INFORMATION SUPPLIED —

★ ★ ★ ★

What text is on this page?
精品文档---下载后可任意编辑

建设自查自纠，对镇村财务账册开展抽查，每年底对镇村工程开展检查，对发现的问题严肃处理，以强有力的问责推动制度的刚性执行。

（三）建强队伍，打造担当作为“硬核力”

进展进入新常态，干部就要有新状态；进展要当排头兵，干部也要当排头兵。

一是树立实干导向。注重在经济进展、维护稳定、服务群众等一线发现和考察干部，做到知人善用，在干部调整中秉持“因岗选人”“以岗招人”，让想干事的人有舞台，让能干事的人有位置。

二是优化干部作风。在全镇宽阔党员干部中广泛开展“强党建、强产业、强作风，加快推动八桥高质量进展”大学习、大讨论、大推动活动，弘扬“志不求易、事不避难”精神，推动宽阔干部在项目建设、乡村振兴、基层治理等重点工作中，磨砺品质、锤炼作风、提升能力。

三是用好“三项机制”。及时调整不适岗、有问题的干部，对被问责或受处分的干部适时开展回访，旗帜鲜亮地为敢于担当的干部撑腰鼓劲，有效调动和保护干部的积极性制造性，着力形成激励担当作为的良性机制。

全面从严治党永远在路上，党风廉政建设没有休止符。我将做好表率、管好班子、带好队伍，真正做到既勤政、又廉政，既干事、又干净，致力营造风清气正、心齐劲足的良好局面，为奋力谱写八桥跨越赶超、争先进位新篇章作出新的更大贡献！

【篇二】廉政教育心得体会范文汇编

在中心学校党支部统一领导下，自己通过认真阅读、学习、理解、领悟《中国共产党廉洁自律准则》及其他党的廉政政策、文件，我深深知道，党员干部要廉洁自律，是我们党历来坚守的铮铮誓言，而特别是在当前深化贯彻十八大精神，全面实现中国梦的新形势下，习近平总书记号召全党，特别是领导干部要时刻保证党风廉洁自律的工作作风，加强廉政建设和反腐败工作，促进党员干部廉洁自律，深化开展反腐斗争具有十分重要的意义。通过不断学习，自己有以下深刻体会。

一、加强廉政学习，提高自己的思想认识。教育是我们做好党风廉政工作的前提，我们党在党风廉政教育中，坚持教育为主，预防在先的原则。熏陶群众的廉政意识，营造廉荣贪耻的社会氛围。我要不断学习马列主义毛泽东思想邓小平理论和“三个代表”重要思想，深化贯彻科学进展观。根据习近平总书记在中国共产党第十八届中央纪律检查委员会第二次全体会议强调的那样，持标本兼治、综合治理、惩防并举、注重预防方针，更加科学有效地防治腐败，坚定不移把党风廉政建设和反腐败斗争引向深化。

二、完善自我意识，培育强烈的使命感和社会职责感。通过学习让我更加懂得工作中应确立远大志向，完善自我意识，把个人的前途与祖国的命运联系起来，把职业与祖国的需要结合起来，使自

★ ★ ★ ★

All of the data must be returned exactly.

RESULT —
What text is on this page?
精品文档---下载后可任意编辑

建设自查自纠，对镇村财务账册开展抽查，每年底对镇村工程开展检查，对发现的问题严肃处理，以强有力的问责推动制度的刚性执行。

（三）建强队伍，打造担当作为“硬核力”

进展进入新常态，干部就要有新状态；进展要当排头兵，干部也要当排头兵。

一是树立实干导向。注重在经济进展、维护稳定、服务群众等一线发现和考察干部，做到知人善用，在干部调整中秉持“因岗选人”“以岗招人”，让想干事的人有舞台，让能干事的人有位置。

二是优化干部作风。在全镇宽阔党员干部中广泛开展“强党建、强产业、强作风，加快推动八桥高质量进展”大学习、大讨论、大推动活动，弘扬“志不求易、事不避难”精神，推动宽阔干部在项目建设、乡村振兴、基层治理等重点工作中，磨砺品质、锤炼作风、提升能力。

三是用好“三项机制”。及时调整不适岗、有问题的干部，对被问责或受处分的干部适时开展回访，旗帜鲜亮地为敢于担当的干部撑腰鼓劲，有效调动和保护干部的积极性制造性，着力形成激励担当作为的良性机制。

全面从严治党永远在路上，党风廉政建设没有休止符。我将做好表率、管好班子、带好队伍，真正做到既勤政、又廉政，既干事、又干净，致力营造风清气正、心齐劲足的良好局面，为奋力谱写八桥跨越赶超、争先进位新篇章作出新的更大贡献！

【篇二】廉政教育心得体会范文汇编

在中心学校党支部统一领导下，自己通过认真阅读、学习、理解、领悟《中国共产党廉洁自律准则》及其他党的廉政政策、文件，我深深知道，党员干部要廉洁自律，是我们党历来坚守的铮铮誓言，而特别是在当前深化贯彻十八大精神，全面实现中国梦的新形势下，习近平总书记号召全党，特别是领导干部要时刻保证党风廉洁自律的工作作风，加强廉政建设和反腐败工作，促进党员干部廉洁自律，深化开展反腐斗争具有十分重要的意义。通过不断学习，自己有以下深刻体会。

一、加强廉政学习，提高自己的思想认识。教育是我们做好党风廉政工作的前提，我们党在党风廉政教育中，坚持教育为主，预防在先的原则。熏陶群众的廉政意识，营造廉荣贪耻的社会氛围。我要不断学习马列主义毛泽东思想邓小平理论和“三个代表”重要思想，深化贯彻科学进展观。根据习近平总书记在中国共产党第十八届中央纪律检查委员会第二次全体会议强调的那样，持标本兼治、综合治理、惩防并举、注重预防方针，更加科学有效地防治腐败，坚定不移把党风廉政建设和反腐败斗争引向深化。

二、完善自我意识，培育强烈的使命感和社会职责感。通过学习让我更加懂得工作中应确立远大志向，完善自我意识，把个人的前途与祖国的命运联系起来，把职业与祖国的需要结合起来，使自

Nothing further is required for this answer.